What needs to be done: Reproduce every entry in the listing without alteration.

Data extract:
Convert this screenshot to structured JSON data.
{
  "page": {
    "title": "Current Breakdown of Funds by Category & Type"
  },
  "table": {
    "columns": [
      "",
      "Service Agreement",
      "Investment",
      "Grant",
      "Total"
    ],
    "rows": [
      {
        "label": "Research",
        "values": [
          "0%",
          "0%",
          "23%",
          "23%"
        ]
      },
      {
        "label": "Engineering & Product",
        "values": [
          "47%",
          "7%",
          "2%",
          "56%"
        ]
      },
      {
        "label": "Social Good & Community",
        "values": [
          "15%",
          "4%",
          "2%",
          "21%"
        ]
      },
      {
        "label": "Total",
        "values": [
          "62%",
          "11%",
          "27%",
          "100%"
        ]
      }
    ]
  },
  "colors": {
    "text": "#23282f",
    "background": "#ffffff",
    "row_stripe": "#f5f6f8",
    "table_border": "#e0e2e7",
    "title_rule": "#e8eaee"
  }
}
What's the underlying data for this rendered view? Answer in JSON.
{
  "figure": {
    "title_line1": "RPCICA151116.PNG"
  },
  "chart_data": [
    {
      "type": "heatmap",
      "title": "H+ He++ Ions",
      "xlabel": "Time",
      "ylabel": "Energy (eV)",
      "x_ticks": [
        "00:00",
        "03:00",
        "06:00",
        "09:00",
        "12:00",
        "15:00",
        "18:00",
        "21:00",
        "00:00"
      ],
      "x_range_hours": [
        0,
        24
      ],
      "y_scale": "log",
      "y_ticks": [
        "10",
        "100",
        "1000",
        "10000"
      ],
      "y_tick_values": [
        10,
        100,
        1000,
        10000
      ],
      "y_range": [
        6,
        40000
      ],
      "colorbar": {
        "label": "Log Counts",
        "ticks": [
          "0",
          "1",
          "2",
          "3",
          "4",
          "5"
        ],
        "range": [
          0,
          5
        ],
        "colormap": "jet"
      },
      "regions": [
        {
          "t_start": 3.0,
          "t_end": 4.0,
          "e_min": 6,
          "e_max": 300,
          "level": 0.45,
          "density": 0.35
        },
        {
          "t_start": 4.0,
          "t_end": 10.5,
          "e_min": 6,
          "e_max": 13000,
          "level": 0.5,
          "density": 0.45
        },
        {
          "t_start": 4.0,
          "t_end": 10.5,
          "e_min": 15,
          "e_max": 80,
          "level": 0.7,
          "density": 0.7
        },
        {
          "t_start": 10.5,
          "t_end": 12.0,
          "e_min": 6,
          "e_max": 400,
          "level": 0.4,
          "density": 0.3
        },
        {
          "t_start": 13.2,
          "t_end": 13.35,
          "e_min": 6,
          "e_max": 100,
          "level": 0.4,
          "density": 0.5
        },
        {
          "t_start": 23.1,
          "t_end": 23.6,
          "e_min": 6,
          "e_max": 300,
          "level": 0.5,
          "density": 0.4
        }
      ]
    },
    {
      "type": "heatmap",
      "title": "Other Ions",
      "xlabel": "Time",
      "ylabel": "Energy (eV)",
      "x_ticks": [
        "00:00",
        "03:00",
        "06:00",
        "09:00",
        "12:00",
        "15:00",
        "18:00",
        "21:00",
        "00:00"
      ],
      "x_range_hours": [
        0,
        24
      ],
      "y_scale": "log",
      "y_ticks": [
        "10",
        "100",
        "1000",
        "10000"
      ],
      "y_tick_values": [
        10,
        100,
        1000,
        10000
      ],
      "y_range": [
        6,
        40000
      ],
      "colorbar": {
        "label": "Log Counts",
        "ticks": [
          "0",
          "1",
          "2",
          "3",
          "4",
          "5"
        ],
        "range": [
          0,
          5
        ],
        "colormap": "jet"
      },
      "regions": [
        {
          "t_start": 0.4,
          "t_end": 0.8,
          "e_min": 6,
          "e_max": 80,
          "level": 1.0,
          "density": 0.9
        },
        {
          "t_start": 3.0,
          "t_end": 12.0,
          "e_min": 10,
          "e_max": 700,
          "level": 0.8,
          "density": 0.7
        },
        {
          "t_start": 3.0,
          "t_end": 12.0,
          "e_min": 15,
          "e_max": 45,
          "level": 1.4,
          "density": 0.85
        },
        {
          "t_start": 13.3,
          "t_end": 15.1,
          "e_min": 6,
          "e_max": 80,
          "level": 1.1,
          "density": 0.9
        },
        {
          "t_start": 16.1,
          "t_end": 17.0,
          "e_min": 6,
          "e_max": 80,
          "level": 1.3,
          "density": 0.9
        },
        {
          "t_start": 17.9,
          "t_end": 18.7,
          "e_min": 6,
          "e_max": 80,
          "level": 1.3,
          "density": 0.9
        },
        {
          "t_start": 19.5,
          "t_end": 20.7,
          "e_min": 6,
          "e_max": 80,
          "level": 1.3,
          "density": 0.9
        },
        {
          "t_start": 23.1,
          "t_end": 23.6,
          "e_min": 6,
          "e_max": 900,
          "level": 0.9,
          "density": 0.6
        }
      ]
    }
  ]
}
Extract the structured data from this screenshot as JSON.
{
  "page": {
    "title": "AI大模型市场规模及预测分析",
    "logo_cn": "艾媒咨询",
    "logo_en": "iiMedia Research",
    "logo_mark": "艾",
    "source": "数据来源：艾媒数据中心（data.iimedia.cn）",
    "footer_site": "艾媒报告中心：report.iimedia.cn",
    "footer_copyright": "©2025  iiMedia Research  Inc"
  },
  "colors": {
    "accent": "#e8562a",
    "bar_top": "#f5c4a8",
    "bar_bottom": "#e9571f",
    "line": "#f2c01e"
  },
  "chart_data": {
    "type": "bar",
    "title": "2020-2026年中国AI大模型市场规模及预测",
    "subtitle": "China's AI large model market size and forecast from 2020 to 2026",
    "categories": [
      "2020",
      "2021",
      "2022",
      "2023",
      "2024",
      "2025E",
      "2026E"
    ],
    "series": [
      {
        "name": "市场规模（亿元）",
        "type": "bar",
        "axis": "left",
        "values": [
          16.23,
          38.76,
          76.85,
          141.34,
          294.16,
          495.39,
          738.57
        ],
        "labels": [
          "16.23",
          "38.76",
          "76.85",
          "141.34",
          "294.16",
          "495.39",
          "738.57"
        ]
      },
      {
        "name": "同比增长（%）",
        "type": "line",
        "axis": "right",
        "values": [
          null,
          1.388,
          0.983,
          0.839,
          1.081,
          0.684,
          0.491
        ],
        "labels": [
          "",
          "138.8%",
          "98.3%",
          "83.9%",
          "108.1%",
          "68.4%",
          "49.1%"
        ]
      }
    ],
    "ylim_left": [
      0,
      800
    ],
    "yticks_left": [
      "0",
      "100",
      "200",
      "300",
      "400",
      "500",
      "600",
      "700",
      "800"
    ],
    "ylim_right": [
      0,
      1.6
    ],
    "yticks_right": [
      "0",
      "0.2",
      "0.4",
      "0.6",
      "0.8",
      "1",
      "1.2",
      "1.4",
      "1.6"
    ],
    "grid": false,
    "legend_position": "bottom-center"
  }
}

Response to this task:
Convert this screenshot to structured JSON data.
{
  "page": {
    "title": "Current Breakdown of Funds by Category & Type"
  },
  "table": {
    "columns": [
      "",
      "Service Agreement",
      "Investment",
      "Grant",
      "Total"
    ],
    "rows": [
      {
        "label": "Research",
        "values": [
          "0%",
          "0%",
          "23%",
          "23%"
        ]
      },
      {
        "label": "Engineering & Product",
        "values": [
          "47%",
          "7%",
          "2%",
          "56%"
        ]
      },
      {
        "label": "Social Good & Community",
        "values": [
          "15%",
          "4%",
          "2%",
          "21%"
        ]
      },
      {
        "label": "Total",
        "values": [
          "62%",
          "11%",
          "27%",
          "100%"
        ]
      }
    ]
  },
  "colors": {
    "text": "#23282f",
    "background": "#ffffff",
    "row_stripe": "#f5f6f8",
    "table_border": "#e0e2e7",
    "title_rule": "#e8eaee"
  }
}
What's the underlying data for this rendered view? Answer in JSON.
{
  "figure": {
    "title_line1": "RPCICA151116.PNG"
  },
  "chart_data": [
    {
      "type": "heatmap",
      "title": "H+ He++ Ions",
      "xlabel": "Time",
      "ylabel": "Energy (eV)",
      "x_ticks": [
        "00:00",
        "03:00",
        "06:00",
        "09:00",
        "12:00",
        "15:00",
        "18:00",
        "21:00",
        "00:00"
      ],
      "x_range_hours": [
        0,
        24
      ],
      "y_scale": "log",
      "y_ticks": [
        "10",
        "100",
        "1000",
        "10000"
      ],
      "y_tick_values": [
        10,
        100,
        1000,
        10000
      ],
      "y_range": [
        6,
        40000
      ],
      "colorbar": {
        "label": "Log Counts",
        "ticks": [
          "0",
          "1",
          "2",
          "3",
          "4",
          "5"
        ],
        "range": [
          0,
          5
        ],
        "colormap": "jet"
      },
      "regions": [
        {
          "t_start": 3.0,
          "t_end": 4.0,
          "e_min": 6,
          "e_max": 300,
          "level": 0.45,
          "density": 0.35
        },
        {
          "t_start": 4.0,
          "t_end": 10.5,
          "e_min": 6,
          "e_max": 13000,
          "level": 0.5,
          "density": 0.45
        },
        {
          "t_start": 4.0,
          "t_end": 10.5,
          "e_min": 15,
          "e_max": 80,
          "level": 0.7,
          "density": 0.7
        },
        {
          "t_start": 10.5,
          "t_end": 12.0,
          "e_min": 6,
          "e_max": 400,
          "level": 0.4,
          "density": 0.3
        },
        {
          "t_start": 13.2,
          "t_end": 13.35,
          "e_min": 6,
          "e_max": 100,
          "level": 0.4,
          "density": 0.5
        },
        {
          "t_start": 23.1,
          "t_end": 23.6,
          "e_min": 6,
          "e_max": 300,
          "level": 0.5,
          "density": 0.4
        }
      ]
    },
    {
      "type": "heatmap",
      "title": "Other Ions",
      "xlabel": "Time",
      "ylabel": "Energy (eV)",
      "x_ticks": [
        "00:00",
        "03:00",
        "06:00",
        "09:00",
        "12:00",
        "15:00",
        "18:00",
        "21:00",
        "00:00"
      ],
      "x_range_hours": [
        0,
        24
      ],
      "y_scale": "log",
      "y_ticks": [
        "10",
        "100",
        "1000",
        "10000"
      ],
      "y_tick_values": [
        10,
        100,
        1000,
        10000
      ],
      "y_range": [
        6,
        40000
      ],
      "colorbar": {
        "label": "Log Counts",
        "ticks": [
          "0",
          "1",
          "2",
          "3",
          "4",
          "5"
        ],
        "range": [
          0,
          5
        ],
        "colormap": "jet"
      },
      "regions": [
        {
          "t_start": 0.4,
          "t_end": 0.8,
          "e_min": 6,
          "e_max": 80,
          "level": 1.0,
          "density": 0.9
        },
        {
          "t_start": 3.0,
          "t_end": 12.0,
          "e_min": 10,
          "e_max": 700,
          "level": 0.8,
          "density": 0.7
        },
        {
          "t_start": 3.0,
          "t_end": 12.0,
          "e_min": 15,
          "e_max": 45,
          "level": 1.4,
          "density": 0.85
        },
        {
          "t_start": 13.3,
          "t_end": 15.1,
          "e_min": 6,
          "e_max": 80,
          "level": 1.1,
          "density": 0.9
        },
        {
          "t_start": 16.1,
          "t_end": 17.0,
          "e_min": 6,
          "e_max": 80,
          "level": 1.3,
          "density": 0.9
        },
        {
          "t_start": 17.9,
          "t_end": 18.7,
          "e_min": 6,
          "e_max": 80,
          "level": 1.3,
          "density": 0.9
        },
        {
          "t_start": 19.5,
          "t_end": 20.7,
          "e_min": 6,
          "e_max": 80,
          "level": 1.3,
          "density": 0.9
        },
        {
          "t_start": 23.1,
          "t_end": 23.6,
          "e_min": 6,
          "e_max": 900,
          "level": 0.9,
          "density": 0.6
        }
      ]
    }
  ]
}
Extract the structured data from this screenshot as JSON.
{
  "page": {
    "title": "AI大模型市场规模及预测分析",
    "logo_cn": "艾媒咨询",
    "logo_en": "iiMedia Research",
    "logo_mark": "艾",
    "source": "数据来源：艾媒数据中心（data.iimedia.cn）",
    "footer_site": "艾媒报告中心：report.iimedia.cn",
    "footer_copyright": "©2025  iiMedia Research  Inc"
  },
  "colors": {
    "accent": "#e8562a",
    "bar_top": "#f5c4a8",
    "bar_bottom": "#e9571f",
    "line": "#f2c01e"
  },
  "chart_data": {
    "type": "bar",
    "title": "2020-2026年中国AI大模型市场规模及预测",
    "subtitle": "China's AI large model market size and forecast from 2020 to 2026",
    "categories": [
      "2020",
      "2021",
      "2022",
      "2023",
      "2024",
      "2025E",
      "2026E"
    ],
    "series": [
      {
        "name": "市场规模（亿元）",
        "type": "bar",
        "axis": "left",
        "values": [
          16.23,
          38.76,
          76.85,
          141.34,
          294.16,
          495.39,
          738.57
        ],
        "labels": [
          "16.23",
          "38.76",
          "76.85",
          "141.34",
          "294.16",
          "495.39",
          "738.57"
        ]
      },
      {
        "name": "同比增长（%）",
        "type": "line",
        "axis": "right",
        "values": [
          null,
          1.388,
          0.983,
          0.839,
          1.081,
          0.684,
          0.491
        ],
        "labels": [
          "",
          "138.8%",
          "98.3%",
          "83.9%",
          "108.1%",
          "68.4%",
          "49.1%"
        ]
      }
    ],
    "ylim_left": [
      0,
      800
    ],
    "yticks_left": [
      "0",
      "100",
      "200",
      "300",
      "400",
      "500",
      "600",
      "700",
      "800"
    ],
    "ylim_right": [
      0,
      1.6
    ],
    "yticks_right": [
      "0",
      "0.2",
      "0.4",
      "0.6",
      "0.8",
      "1",
      "1.2",
      "1.4",
      "1.6"
    ],
    "grid": false,
    "legend_position": "bottom-center"
  }
}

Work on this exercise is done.